__PROMPT__.
Copy out each line that includes the word "секции".

__STORED DATA__.
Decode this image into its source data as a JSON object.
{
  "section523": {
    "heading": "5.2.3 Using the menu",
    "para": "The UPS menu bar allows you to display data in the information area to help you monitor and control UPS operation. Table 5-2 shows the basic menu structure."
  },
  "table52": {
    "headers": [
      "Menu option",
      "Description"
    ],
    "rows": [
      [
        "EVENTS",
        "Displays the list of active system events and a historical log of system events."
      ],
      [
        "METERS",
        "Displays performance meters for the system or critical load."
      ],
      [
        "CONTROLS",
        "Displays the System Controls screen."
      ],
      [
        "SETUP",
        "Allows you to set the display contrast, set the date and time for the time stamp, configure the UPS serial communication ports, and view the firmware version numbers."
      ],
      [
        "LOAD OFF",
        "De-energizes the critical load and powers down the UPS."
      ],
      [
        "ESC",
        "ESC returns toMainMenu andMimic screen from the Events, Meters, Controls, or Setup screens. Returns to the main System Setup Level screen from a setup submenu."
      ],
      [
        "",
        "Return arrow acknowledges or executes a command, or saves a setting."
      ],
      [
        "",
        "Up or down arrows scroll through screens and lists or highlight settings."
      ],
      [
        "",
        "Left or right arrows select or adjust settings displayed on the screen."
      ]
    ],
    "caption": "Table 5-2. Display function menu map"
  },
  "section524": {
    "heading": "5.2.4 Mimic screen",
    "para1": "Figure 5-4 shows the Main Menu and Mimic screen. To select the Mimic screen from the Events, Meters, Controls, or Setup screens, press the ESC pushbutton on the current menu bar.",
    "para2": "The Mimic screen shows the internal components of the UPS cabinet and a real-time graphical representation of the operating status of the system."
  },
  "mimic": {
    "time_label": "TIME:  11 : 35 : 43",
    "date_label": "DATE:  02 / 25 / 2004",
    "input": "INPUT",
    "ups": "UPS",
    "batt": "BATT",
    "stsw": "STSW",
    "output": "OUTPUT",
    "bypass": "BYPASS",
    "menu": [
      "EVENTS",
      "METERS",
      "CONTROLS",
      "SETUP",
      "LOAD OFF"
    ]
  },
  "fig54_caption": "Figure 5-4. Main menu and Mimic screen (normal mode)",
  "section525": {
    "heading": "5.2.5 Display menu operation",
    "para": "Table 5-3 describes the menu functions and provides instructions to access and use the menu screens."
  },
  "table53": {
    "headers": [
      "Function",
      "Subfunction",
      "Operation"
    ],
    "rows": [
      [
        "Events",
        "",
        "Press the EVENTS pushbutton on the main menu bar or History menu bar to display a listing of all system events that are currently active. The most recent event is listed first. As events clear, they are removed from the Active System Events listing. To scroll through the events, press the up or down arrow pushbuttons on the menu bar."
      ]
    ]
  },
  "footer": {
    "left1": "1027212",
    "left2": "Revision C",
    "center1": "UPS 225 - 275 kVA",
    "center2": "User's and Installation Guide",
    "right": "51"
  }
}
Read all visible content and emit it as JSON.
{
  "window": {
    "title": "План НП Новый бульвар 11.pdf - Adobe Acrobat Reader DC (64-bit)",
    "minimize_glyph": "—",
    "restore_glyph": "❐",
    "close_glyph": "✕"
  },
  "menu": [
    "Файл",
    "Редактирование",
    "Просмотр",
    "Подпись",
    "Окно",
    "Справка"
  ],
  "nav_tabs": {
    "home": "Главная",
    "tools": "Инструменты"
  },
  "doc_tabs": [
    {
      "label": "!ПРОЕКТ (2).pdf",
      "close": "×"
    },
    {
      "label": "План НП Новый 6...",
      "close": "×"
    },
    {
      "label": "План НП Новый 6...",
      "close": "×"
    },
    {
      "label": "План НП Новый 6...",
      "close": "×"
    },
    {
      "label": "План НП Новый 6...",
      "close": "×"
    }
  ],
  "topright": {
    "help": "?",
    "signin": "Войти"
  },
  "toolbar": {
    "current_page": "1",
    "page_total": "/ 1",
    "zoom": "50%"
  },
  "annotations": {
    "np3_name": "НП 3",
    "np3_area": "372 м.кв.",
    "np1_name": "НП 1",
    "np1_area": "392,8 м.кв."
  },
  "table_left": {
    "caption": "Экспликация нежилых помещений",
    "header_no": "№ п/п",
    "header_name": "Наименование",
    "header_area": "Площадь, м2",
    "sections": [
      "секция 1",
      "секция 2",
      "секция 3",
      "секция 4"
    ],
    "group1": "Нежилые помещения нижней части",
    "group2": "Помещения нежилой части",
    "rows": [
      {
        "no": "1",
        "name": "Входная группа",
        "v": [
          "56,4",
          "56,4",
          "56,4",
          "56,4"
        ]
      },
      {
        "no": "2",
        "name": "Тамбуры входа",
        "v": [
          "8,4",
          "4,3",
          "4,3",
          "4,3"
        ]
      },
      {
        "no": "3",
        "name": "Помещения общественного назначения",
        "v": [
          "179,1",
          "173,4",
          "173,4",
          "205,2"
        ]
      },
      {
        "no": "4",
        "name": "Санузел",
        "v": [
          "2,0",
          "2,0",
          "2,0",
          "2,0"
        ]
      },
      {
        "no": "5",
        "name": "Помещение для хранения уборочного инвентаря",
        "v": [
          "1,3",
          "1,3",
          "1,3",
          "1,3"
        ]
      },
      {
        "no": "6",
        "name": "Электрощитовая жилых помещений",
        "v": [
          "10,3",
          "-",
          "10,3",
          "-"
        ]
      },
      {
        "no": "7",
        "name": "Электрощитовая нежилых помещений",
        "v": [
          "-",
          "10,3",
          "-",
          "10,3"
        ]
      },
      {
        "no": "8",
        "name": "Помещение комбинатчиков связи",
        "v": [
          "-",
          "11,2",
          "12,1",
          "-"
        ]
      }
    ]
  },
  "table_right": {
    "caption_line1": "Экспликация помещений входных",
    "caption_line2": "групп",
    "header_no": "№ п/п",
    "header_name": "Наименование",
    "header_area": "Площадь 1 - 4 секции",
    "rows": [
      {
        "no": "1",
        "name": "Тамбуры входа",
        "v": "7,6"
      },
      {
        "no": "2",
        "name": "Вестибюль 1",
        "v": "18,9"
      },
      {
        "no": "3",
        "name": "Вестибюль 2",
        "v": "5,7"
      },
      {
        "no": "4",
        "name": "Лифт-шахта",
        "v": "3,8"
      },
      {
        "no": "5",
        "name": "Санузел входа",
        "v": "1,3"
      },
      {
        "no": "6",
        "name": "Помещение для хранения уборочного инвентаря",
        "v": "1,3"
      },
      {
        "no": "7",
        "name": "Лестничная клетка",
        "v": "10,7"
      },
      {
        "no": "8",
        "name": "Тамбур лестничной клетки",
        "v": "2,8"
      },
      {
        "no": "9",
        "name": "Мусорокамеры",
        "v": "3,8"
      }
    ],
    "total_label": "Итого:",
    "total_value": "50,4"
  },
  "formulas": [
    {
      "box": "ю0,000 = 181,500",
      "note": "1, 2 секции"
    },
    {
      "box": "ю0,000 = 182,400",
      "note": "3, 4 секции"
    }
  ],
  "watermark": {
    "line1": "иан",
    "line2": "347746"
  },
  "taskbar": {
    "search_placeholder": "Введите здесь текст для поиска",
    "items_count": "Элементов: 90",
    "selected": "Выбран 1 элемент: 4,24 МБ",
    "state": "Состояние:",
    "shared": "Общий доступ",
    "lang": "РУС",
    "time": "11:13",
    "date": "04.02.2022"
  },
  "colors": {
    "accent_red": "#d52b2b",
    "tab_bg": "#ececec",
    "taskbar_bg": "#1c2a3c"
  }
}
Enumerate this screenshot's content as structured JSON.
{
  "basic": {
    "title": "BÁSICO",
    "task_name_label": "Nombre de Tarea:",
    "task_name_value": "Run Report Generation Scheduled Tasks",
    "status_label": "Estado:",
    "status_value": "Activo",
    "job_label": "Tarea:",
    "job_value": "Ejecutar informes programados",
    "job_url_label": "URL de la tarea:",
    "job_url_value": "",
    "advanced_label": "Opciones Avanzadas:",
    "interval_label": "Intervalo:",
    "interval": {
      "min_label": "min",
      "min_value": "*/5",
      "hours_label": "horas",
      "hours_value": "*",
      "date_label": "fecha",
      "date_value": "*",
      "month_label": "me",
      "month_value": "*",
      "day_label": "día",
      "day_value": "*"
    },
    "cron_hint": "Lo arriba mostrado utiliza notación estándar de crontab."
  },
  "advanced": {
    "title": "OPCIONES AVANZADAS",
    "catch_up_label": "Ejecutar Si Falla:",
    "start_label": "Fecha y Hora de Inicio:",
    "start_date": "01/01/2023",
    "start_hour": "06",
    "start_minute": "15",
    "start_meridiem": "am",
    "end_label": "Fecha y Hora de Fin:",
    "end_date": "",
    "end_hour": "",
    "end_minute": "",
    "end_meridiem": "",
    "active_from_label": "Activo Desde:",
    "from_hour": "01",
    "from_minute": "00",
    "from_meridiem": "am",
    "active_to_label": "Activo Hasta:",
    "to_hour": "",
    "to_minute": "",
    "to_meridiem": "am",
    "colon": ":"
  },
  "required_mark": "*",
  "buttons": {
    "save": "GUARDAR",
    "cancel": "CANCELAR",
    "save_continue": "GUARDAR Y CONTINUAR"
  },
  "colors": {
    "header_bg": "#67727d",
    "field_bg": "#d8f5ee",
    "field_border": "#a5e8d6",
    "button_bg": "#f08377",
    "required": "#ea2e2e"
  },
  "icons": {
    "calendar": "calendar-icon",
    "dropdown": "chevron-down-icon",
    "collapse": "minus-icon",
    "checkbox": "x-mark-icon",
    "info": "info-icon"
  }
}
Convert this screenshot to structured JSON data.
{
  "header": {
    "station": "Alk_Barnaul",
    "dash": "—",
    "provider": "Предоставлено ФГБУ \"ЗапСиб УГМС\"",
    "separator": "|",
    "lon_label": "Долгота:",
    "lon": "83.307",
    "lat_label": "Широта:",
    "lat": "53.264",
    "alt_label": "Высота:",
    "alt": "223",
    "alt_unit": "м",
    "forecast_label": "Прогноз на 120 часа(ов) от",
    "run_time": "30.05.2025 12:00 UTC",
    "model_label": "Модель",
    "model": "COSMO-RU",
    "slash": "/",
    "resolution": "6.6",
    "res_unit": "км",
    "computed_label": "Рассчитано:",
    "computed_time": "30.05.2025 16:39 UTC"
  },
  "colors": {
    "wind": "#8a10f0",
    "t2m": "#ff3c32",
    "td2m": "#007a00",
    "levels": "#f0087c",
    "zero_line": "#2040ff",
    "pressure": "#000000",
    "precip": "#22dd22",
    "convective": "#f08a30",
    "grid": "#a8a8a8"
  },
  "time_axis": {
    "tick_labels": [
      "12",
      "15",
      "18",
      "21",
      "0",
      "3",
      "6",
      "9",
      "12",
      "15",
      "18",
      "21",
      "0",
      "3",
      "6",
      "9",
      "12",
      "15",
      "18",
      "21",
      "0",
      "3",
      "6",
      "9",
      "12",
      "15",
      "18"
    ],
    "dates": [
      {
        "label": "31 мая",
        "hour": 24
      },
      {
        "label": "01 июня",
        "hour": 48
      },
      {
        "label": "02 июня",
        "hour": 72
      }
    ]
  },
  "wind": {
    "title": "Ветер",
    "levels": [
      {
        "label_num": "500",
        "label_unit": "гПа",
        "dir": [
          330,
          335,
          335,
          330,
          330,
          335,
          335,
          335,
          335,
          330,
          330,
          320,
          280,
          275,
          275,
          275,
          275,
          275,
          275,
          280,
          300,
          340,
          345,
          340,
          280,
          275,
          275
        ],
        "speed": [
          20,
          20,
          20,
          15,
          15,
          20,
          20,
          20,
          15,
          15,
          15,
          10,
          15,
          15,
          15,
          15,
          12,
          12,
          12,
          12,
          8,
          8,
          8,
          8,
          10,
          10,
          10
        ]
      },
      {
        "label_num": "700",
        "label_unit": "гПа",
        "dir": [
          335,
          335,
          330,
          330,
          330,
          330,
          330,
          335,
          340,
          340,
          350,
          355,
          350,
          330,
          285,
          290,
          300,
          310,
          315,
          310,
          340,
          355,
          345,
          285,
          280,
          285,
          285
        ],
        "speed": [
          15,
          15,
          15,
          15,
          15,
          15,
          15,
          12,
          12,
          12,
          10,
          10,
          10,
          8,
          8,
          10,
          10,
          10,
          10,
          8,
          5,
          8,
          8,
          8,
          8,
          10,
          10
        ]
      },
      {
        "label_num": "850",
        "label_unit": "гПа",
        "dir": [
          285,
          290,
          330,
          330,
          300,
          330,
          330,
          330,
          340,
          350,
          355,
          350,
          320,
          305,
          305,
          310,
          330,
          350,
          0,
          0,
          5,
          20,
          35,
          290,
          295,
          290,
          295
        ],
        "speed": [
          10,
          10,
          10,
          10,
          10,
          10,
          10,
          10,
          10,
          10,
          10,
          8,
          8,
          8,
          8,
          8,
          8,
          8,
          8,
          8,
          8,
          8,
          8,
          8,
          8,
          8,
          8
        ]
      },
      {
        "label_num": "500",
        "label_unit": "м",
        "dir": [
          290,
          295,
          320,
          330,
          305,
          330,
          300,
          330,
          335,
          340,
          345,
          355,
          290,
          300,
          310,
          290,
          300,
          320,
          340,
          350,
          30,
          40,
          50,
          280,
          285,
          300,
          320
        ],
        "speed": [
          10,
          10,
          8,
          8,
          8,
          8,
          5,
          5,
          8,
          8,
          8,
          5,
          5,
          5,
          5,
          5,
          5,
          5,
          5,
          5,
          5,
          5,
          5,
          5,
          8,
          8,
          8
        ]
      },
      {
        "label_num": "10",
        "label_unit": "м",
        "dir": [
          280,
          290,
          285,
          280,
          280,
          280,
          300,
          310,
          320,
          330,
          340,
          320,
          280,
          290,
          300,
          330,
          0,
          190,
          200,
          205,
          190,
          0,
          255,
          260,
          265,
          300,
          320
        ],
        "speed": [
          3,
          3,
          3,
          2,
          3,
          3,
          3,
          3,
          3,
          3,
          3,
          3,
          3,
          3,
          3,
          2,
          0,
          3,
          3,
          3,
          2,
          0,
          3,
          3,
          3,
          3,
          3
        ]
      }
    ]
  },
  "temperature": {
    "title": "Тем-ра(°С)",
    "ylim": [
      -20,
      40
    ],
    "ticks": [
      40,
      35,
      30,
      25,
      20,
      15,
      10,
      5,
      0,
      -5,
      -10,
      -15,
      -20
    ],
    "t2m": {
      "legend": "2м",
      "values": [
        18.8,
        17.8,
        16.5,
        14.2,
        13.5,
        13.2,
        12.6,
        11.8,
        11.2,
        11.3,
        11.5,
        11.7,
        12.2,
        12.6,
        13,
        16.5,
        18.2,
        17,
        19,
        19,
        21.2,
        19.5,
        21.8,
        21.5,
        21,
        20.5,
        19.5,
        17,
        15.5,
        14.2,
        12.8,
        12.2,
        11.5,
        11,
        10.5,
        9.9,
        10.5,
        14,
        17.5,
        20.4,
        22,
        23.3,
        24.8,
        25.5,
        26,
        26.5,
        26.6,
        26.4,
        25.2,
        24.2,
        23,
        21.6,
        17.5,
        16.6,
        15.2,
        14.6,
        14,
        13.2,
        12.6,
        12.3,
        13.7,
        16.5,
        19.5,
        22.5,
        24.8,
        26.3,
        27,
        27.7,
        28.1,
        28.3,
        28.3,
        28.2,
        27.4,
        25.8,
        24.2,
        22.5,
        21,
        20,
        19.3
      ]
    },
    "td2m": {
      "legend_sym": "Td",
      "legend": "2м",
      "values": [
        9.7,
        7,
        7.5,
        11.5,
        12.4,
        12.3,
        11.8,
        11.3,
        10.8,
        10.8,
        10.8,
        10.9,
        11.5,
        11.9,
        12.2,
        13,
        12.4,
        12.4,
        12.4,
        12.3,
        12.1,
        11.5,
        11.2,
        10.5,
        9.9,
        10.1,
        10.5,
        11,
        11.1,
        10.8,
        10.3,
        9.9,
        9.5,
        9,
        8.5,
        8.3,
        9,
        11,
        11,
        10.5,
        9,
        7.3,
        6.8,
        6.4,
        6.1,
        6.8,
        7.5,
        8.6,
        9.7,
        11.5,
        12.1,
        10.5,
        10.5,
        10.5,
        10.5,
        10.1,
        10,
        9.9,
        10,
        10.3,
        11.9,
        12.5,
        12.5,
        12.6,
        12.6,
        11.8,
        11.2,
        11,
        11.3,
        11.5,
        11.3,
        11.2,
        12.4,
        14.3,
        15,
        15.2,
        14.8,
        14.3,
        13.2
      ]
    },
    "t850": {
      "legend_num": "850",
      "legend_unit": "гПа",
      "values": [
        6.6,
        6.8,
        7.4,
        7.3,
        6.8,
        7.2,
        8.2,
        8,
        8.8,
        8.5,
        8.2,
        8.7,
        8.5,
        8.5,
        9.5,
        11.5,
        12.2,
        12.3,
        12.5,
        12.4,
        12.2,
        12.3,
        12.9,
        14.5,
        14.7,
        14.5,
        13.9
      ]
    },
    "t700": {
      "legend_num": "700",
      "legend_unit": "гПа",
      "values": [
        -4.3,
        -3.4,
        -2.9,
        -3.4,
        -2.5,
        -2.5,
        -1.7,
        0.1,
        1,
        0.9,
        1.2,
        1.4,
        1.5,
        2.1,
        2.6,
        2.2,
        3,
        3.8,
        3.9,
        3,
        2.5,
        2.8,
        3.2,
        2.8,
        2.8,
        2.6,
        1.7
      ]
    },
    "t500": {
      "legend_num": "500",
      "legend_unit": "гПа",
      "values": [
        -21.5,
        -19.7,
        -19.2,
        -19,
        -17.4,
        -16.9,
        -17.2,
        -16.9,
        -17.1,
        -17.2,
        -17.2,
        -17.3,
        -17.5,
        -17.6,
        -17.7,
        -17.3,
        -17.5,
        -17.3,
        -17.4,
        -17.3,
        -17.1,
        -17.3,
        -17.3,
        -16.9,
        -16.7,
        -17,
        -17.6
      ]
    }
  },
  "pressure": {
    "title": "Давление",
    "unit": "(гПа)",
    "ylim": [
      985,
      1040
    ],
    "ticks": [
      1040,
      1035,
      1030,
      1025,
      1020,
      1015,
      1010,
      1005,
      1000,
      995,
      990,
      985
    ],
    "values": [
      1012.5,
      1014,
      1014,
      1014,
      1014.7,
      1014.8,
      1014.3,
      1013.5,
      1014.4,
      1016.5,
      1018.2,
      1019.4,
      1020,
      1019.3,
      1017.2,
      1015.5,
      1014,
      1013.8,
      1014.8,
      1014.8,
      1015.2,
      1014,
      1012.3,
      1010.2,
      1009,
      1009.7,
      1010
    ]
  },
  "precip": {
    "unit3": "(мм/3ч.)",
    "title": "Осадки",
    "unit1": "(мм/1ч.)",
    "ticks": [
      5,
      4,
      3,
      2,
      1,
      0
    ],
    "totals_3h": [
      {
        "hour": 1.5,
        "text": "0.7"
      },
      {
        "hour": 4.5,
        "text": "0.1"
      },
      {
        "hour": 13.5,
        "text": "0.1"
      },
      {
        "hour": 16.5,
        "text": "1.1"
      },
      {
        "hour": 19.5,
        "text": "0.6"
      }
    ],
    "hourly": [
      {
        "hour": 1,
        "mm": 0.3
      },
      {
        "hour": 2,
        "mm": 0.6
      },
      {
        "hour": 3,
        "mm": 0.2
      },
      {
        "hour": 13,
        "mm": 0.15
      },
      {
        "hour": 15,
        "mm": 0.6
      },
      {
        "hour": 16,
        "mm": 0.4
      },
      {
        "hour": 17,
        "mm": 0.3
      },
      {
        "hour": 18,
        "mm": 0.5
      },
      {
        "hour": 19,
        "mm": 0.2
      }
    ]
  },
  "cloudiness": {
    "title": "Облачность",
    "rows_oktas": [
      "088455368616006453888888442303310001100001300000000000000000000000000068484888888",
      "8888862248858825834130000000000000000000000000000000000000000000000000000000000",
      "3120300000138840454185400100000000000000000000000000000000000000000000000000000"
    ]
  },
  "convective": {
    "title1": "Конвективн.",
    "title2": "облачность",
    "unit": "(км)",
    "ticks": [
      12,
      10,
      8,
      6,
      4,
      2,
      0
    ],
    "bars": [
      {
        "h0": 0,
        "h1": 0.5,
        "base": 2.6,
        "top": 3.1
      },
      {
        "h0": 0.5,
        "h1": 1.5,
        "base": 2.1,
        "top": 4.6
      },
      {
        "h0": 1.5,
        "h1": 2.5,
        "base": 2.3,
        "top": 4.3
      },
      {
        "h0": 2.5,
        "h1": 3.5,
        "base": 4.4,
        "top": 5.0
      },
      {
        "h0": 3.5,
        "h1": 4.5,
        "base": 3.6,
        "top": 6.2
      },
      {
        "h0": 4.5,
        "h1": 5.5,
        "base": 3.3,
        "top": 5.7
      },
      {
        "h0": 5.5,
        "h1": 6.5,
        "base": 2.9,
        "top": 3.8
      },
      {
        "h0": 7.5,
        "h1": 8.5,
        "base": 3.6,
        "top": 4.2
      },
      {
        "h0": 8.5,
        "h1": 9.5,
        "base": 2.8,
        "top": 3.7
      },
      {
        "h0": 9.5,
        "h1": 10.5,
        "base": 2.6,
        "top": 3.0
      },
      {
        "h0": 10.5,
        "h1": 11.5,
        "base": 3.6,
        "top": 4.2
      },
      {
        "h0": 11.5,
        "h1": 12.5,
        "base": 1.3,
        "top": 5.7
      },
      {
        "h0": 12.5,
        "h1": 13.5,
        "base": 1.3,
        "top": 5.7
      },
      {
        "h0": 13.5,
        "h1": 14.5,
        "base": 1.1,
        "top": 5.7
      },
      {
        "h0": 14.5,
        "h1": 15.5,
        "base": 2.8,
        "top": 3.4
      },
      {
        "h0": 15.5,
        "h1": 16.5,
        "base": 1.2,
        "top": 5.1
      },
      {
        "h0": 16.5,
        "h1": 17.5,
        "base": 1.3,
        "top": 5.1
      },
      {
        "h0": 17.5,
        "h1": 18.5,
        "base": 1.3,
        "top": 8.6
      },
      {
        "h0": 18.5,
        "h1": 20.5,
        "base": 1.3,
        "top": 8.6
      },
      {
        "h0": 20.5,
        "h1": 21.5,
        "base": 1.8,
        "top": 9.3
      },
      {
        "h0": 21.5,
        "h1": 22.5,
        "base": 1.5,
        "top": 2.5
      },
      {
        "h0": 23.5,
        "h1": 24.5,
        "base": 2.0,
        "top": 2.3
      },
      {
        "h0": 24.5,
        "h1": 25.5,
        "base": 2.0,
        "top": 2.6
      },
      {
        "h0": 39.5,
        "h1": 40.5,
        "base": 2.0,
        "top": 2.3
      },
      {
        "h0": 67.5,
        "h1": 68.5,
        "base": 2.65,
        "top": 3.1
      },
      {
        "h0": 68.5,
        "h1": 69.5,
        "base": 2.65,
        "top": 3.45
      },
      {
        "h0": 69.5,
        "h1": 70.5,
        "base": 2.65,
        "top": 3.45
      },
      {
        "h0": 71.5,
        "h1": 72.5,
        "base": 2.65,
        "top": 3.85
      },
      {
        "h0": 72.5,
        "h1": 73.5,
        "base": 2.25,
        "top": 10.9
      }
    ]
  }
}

__WRITTEN ANSWER__.
    "header_area": "Площадь 1 - 4 секции",
      "note": "1, 2 секции"
      "note": "3, 4 секции"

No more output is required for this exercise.